Hilary Koprowski, the Polish-born researcher who developed the first successful oral vaccination for polio, died this week at his Philadelphia home. He was 96.
Although not as well-known as fellow researchers Jonas Salk and Albert Sabin, Koprowski’s 1950 clinical trial was the first to show it was possible to vaccinate against polio, the crippling and sometimes fatal disease that is now all but eradicated.
Koprowski’s son, Christopher, said on Saturday that his father liked the scientific recognition his work received without the celebrity of Salk and Sabin.
“He enjoyed not having his scientific work disrupted,” Christopher Koprowski said. “Not that he was a modest individual, mind you.”
Christopher Koprowski said his father had been sick for several months before dying on Thursday in the same home he had lived in since 1957.
Hilary Koprowski self-administered the live-virus oral vaccine he developed before the 1950 trial — about two years before Salk’s injectable version using a dead form of the virus began testing with the backing of the US National Foundation for Infantile Paralysis, now the March of Dimes.

(Dataset entries)
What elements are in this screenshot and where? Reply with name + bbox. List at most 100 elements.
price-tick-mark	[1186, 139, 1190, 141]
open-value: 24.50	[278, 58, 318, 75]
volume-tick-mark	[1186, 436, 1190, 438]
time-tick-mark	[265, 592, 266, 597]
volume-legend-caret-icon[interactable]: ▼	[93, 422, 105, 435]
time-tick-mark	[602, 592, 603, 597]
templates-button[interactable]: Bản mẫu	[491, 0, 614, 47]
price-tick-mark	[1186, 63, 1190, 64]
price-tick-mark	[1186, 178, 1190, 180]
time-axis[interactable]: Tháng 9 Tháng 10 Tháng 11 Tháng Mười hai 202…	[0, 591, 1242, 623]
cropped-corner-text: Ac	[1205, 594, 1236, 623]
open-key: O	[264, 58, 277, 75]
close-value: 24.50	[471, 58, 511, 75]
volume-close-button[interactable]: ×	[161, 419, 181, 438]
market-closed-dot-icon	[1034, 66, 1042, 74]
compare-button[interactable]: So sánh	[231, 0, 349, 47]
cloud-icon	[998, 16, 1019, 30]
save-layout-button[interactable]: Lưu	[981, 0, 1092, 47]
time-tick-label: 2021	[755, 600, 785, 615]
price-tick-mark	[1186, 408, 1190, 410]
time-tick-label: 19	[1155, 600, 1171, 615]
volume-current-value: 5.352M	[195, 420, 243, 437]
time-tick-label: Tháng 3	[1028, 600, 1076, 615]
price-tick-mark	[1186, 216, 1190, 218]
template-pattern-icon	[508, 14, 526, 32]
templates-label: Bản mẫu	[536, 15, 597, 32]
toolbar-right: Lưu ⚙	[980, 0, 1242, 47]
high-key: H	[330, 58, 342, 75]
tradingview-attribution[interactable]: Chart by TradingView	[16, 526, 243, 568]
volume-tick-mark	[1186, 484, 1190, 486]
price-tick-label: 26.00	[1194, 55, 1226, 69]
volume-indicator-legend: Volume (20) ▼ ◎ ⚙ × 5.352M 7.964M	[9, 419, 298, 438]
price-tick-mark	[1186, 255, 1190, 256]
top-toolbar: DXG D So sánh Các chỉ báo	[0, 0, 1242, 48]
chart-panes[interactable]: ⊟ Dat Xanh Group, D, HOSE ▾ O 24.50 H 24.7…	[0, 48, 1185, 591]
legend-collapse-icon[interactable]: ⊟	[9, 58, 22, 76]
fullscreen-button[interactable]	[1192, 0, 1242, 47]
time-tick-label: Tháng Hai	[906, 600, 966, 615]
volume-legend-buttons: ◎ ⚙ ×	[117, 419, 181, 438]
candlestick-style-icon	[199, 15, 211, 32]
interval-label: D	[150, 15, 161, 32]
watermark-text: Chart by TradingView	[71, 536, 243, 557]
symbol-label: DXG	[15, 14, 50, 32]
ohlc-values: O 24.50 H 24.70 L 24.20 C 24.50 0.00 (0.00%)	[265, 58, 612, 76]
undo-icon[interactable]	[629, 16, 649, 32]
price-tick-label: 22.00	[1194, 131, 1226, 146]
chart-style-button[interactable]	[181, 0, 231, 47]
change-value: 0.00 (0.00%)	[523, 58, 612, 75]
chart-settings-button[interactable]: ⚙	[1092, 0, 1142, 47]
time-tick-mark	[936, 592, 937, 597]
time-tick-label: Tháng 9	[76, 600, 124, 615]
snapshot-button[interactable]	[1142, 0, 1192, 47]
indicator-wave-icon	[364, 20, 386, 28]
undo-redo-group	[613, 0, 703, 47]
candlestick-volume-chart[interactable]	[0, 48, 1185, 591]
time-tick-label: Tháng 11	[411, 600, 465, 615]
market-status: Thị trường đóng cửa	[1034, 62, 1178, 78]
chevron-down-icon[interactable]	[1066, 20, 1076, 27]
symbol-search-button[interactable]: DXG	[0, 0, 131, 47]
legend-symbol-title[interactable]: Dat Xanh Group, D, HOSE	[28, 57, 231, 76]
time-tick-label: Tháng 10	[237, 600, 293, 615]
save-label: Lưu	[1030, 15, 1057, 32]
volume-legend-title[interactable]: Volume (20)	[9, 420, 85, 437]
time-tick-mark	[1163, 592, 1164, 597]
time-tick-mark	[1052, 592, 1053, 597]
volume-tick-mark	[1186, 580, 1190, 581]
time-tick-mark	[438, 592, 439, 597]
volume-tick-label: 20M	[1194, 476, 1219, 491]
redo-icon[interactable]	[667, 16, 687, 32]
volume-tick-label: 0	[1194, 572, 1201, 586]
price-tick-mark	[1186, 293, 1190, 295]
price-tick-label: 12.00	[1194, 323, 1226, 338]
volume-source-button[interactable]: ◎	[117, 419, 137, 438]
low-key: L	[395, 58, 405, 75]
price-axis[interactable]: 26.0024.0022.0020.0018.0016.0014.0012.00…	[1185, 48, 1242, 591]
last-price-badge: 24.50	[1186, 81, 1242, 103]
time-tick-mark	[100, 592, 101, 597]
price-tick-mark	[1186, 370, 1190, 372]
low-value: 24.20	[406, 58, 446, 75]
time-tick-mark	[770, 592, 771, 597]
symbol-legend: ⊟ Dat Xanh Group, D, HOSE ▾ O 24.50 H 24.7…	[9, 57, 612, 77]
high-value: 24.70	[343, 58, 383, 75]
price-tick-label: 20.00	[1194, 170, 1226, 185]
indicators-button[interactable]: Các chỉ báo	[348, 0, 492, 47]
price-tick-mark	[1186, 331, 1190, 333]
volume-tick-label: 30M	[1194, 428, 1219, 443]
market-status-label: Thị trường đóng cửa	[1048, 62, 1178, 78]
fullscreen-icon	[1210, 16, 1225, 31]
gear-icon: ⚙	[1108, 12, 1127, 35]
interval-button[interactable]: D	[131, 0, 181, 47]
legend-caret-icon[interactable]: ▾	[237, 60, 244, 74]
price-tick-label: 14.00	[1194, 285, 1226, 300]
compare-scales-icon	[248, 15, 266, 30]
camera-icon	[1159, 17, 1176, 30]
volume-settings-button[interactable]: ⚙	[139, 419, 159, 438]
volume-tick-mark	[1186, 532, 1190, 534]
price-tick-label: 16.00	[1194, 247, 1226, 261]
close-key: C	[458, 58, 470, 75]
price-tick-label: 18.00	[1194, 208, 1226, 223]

> _REQUIREMENT A_: In the article about Hilary Koprowski, write out the passage that begins with "Hilary Koprowski, the" and ends with "in since 1957.".
> _REQUIREMENT B_: According to the article about Hilary Koprowski, since what year had he lived in the home where he died?

> _RESULT A_:
Hilary Koprowski, the Polish-born researcher who developed the first successful oral vaccination for polio, died this week at his Philadelphia home. He was 96.
Although not as well-known as fellow researchers Jonas Salk and Albert Sabin, Koprowski’s 1950 clinical trial was the first to show it was possible to vaccinate against polio, the crippling and sometimes fatal disease that is now all but eradicated.
Koprowski’s son, Christopher, said on Saturday that his father liked the scientific recognition his work received without the celebrity of Salk and Sabin.
“He enjoyed not having his scientific work disrupted,” Christopher Koprowski said. “Not that he was a modest individual, mind you.”
Christopher Koprowski said his father had been sick for several months before dying on Thursday in the same home he had lived in since 1957.

> _RESULT B_: Since 1957.